(Records from a collection)
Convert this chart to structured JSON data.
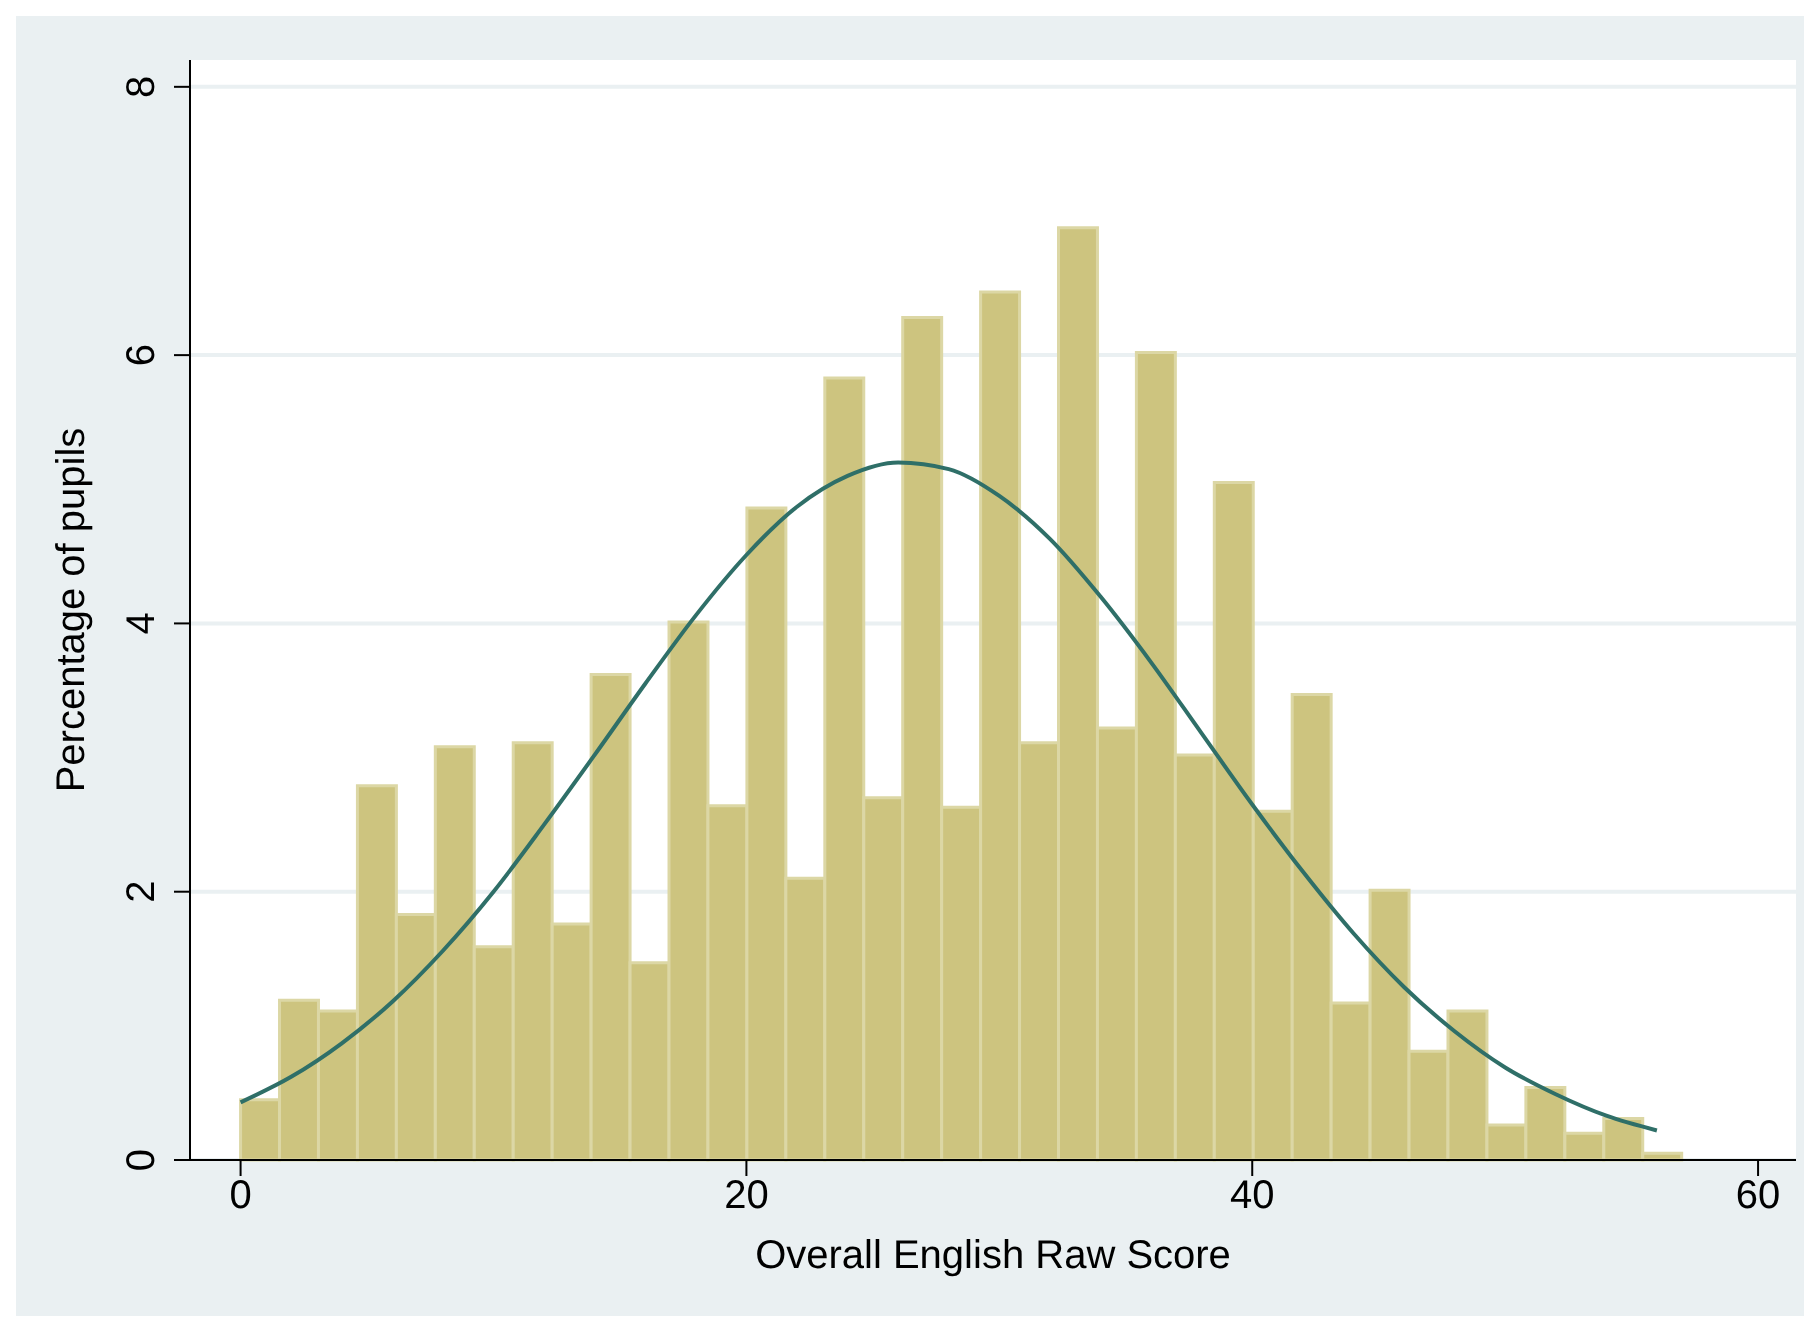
{
  "chart_data": {
    "type": "histogram",
    "xlabel": "Overall English Raw Score",
    "ylabel": "Percentage of pupils",
    "bins": [
      0,
      1.54,
      3.08,
      4.62,
      6.16,
      7.7,
      9.24,
      10.78,
      12.32,
      13.86,
      15.4,
      16.94,
      18.48,
      20.02,
      21.56,
      23.1,
      24.64,
      26.18,
      27.72,
      29.26,
      30.8,
      32.34,
      33.88,
      35.42,
      36.96,
      38.5,
      40.04,
      41.58,
      43.12,
      44.66,
      46.2,
      47.74,
      49.28,
      50.82,
      52.36,
      53.9,
      55.44,
      56.98
    ],
    "values": [
      0.45,
      1.19,
      1.11,
      2.79,
      1.83,
      3.08,
      1.59,
      3.11,
      1.76,
      3.62,
      1.47,
      4.01,
      2.64,
      4.86,
      2.1,
      5.83,
      2.7,
      6.28,
      2.63,
      6.47,
      3.11,
      6.95,
      3.22,
      6.02,
      3.02,
      5.05,
      2.6,
      3.47,
      1.17,
      2.01,
      0.81,
      1.11,
      0.26,
      0.54,
      0.2,
      0.31,
      0.05
    ],
    "color": "#cdc47f",
    "series": [
      {
        "type": "line",
        "color": "#2f6f68",
        "x": [
          0,
          2,
          4,
          6,
          8,
          10,
          12,
          14,
          16,
          18,
          20,
          22,
          24,
          26,
          28,
          30,
          32,
          34,
          36,
          38,
          40,
          42,
          44,
          46,
          48,
          50,
          52,
          54,
          56
        ],
        "values": [
          0.43,
          0.62,
          0.87,
          1.18,
          1.56,
          2.0,
          2.5,
          3.02,
          3.55,
          4.06,
          4.51,
          4.87,
          5.1,
          5.2,
          5.15,
          4.95,
          4.63,
          4.2,
          3.71,
          3.18,
          2.65,
          2.15,
          1.69,
          1.29,
          0.96,
          0.69,
          0.49,
          0.33,
          0.22
        ]
      }
    ],
    "marker": "none",
    "line_style": "solid",
    "xlim": [
      -2,
      61.5
    ],
    "xticks": [
      0,
      20,
      40,
      60
    ],
    "ylim": [
      0,
      8.2
    ],
    "yticks": [
      0,
      2,
      4,
      6,
      8
    ],
    "grid": "y"
  }
}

GIVEN TASK => Give back the entries verbatim. Do not include any picture.

SOLVED EXERCISE =>
Convert this chart to structured JSON data.
{
  "chart_data": {
    "type": "histogram",
    "xlabel": "Overall English Raw Score",
    "ylabel": "Percentage of pupils",
    "bins": [
      0,
      1.54,
      3.08,
      4.62,
      6.16,
      7.7,
      9.24,
      10.78,
      12.32,
      13.86,
      15.4,
      16.94,
      18.48,
      20.02,
      21.56,
      23.1,
      24.64,
      26.18,
      27.72,
      29.26,
      30.8,
      32.34,
      33.88,
      35.42,
      36.96,
      38.5,
      40.04,
      41.58,
      43.12,
      44.66,
      46.2,
      47.74,
      49.28,
      50.82,
      52.36,
      53.9,
      55.44,
      56.98
    ],
    "values": [
      0.45,
      1.19,
      1.11,
      2.79,
      1.83,
      3.08,
      1.59,
      3.11,
      1.76,
      3.62,
      1.47,
      4.01,
      2.64,
      4.86,
      2.1,
      5.83,
      2.7,
      6.28,
      2.63,
      6.47,
      3.11,
      6.95,
      3.22,
      6.02,
      3.02,
      5.05,
      2.6,
      3.47,
      1.17,
      2.01,
      0.81,
      1.11,
      0.26,
      0.54,
      0.2,
      0.31,
      0.05
    ],
    "color": "#cdc47f",
    "series": [
      {
        "type": "line",
        "color": "#2f6f68",
        "x": [
          0,
          2,
          4,
          6,
          8,
          10,
          12,
          14,
          16,
          18,
          20,
          22,
          24,
          26,
          28,
          30,
          32,
          34,
          36,
          38,
          40,
          42,
          44,
          46,
          48,
          50,
          52,
          54,
          56
        ],
        "values": [
          0.43,
          0.62,
          0.87,
          1.18,
          1.56,
          2.0,
          2.5,
          3.02,
          3.55,
          4.06,
          4.51,
          4.87,
          5.1,
          5.2,
          5.15,
          4.95,
          4.63,
          4.2,
          3.71,
          3.18,
          2.65,
          2.15,
          1.69,
          1.29,
          0.96,
          0.69,
          0.49,
          0.33,
          0.22
        ]
      }
    ],
    "marker": "none",
    "line_style": "solid",
    "xlim": [
      -2,
      61.5
    ],
    "xticks": [
      0,
      20,
      40,
      60
    ],
    "ylim": [
      0,
      8.2
    ],
    "yticks": [
      0,
      2,
      4,
      6,
      8
    ],
    "grid": "y"
  }
}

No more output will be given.